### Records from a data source
+===+
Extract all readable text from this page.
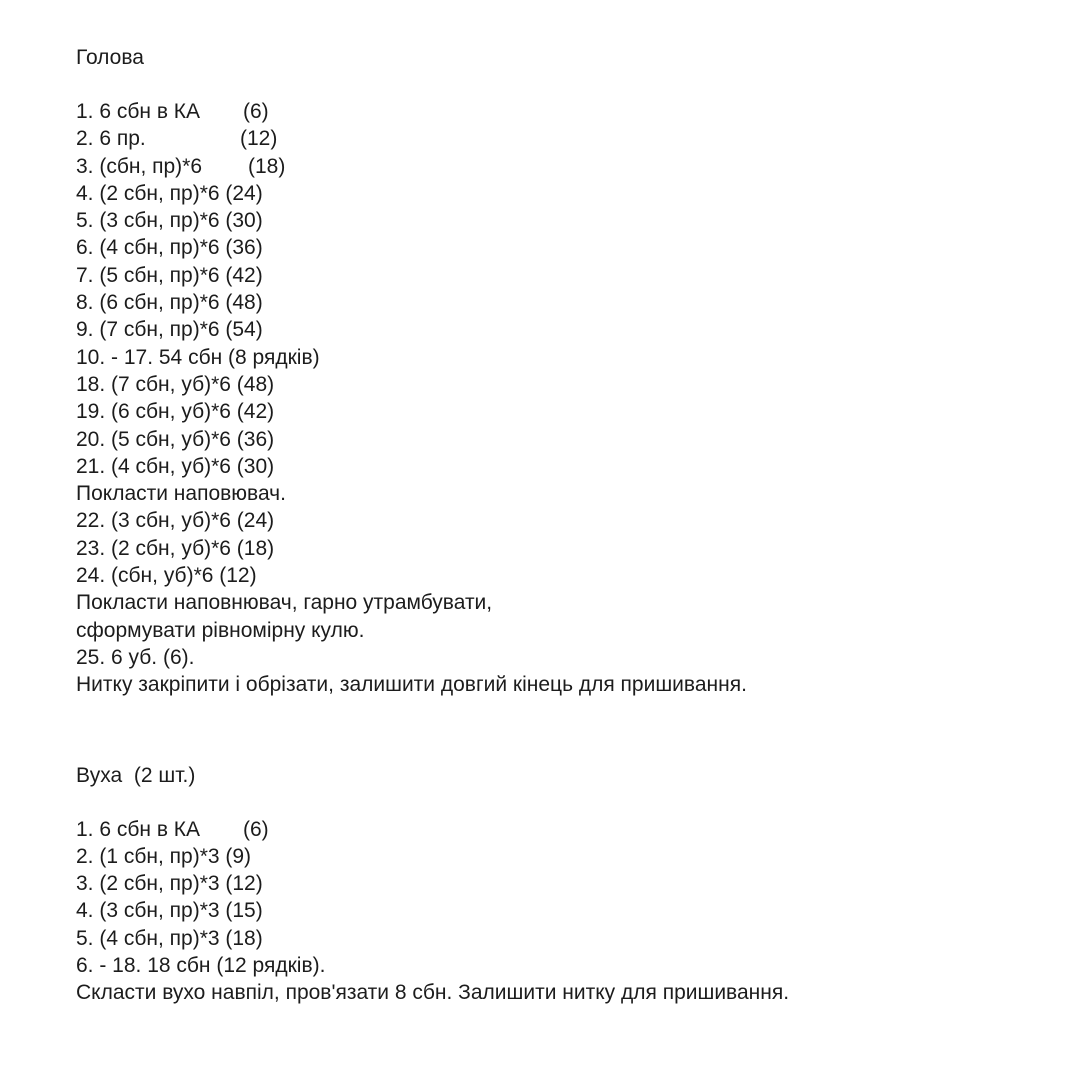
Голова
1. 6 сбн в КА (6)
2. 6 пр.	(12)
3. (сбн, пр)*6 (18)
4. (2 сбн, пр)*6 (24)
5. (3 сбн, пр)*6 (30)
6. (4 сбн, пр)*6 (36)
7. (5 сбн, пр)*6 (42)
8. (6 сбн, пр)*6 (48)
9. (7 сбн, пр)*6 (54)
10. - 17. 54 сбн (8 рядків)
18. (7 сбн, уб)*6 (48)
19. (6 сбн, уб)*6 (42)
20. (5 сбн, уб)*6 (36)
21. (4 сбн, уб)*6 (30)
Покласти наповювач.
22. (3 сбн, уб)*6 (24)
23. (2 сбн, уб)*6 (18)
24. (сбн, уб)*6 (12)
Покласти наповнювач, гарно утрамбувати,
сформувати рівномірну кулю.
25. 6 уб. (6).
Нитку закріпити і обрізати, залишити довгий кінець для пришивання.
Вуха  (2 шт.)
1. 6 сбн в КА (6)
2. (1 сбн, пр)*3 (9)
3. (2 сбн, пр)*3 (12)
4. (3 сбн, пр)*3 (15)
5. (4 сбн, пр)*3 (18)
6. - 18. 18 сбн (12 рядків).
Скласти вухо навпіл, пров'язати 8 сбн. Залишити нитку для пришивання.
+===+
### Do this
All lines in the data that contain the word "рядків" should be copied.

### Completed task
10. - 17. 54 сбн (8 рядків)
6. - 18. 18 сбн (12 рядків).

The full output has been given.